# [Data]
◇ ◇ ◇ ◇ ◇

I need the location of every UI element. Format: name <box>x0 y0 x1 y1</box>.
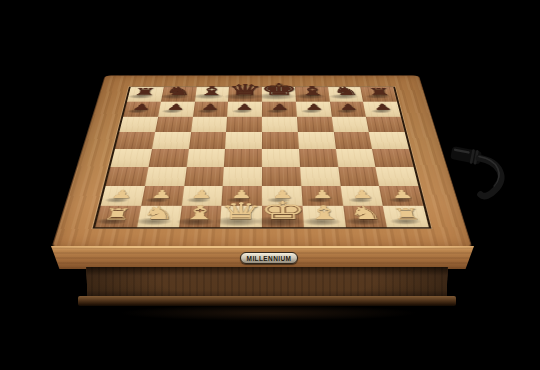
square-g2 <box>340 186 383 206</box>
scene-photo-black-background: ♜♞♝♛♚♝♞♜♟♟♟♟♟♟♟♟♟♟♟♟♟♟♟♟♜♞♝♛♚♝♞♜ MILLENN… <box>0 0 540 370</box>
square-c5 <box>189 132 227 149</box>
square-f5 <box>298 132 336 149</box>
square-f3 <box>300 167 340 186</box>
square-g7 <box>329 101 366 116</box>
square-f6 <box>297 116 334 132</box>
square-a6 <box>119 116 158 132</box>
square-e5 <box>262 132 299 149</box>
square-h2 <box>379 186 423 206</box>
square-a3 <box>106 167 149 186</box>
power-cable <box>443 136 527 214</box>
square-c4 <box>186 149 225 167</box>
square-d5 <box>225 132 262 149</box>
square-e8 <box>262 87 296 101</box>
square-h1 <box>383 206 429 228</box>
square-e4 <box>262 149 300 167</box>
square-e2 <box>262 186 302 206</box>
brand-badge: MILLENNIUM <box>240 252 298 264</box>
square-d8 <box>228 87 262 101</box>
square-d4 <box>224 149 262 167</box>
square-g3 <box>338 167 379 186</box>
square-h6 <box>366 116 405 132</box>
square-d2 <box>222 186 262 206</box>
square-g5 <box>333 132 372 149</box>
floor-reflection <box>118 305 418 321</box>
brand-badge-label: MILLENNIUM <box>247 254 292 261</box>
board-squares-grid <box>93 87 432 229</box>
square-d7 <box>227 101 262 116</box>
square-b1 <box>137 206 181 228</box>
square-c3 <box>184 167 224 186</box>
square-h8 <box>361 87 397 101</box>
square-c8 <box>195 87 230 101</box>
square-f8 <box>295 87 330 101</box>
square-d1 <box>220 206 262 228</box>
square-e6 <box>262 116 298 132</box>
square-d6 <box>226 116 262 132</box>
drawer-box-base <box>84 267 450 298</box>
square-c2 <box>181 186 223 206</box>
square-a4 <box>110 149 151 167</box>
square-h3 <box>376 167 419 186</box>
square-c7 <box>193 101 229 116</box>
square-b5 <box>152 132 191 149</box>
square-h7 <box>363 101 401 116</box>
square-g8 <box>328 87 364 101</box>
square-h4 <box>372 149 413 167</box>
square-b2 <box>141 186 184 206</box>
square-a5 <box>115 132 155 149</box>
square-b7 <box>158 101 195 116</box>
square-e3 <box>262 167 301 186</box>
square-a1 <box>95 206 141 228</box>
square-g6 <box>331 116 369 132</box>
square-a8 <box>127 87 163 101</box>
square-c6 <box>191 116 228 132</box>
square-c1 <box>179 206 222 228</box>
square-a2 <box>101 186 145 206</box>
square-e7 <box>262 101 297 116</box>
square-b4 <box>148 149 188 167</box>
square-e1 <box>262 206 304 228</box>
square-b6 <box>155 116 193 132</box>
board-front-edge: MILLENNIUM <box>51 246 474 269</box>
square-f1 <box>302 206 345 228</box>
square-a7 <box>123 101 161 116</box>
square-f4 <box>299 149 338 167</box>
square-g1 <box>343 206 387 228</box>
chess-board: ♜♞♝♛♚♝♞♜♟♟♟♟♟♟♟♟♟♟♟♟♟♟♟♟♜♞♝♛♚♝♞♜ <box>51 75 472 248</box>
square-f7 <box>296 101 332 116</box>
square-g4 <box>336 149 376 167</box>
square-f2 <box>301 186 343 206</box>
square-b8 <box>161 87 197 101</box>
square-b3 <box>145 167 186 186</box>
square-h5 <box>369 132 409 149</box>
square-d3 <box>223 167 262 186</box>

◇ ◇ ◇ ◇ ◇

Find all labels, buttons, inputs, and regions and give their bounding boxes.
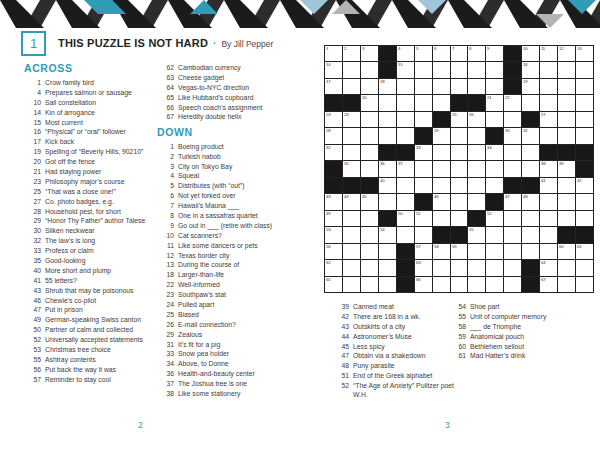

◇ ◇ ◇ ◇ ◇

# [Required work]
Render the lines from the one containing "I need the location" through the one containing "square-c5 <box>189 132 227 149</box>" as a two-column CSV with the headers request and reply, one row per request, each value in a single quoted field with line breaks replaced by spaces. Leave the pictures out.

# [Result for this task]
request,reply
"I need the location of every UI element. Format: name <box>x0 y0 x1 y1</box>.","square-g2 <box>340 186 383 206</box> scene-photo-black-background: ♜♞♝♛♚♝♞♜♟♟♟♟♟♟♟♟♟♟♟♟♟♟♟♟♜♞♝♛♚♝♞♜ MILLENN… <box>0 0 540 370</box> square-c5 <box>189 132 227 149</box>"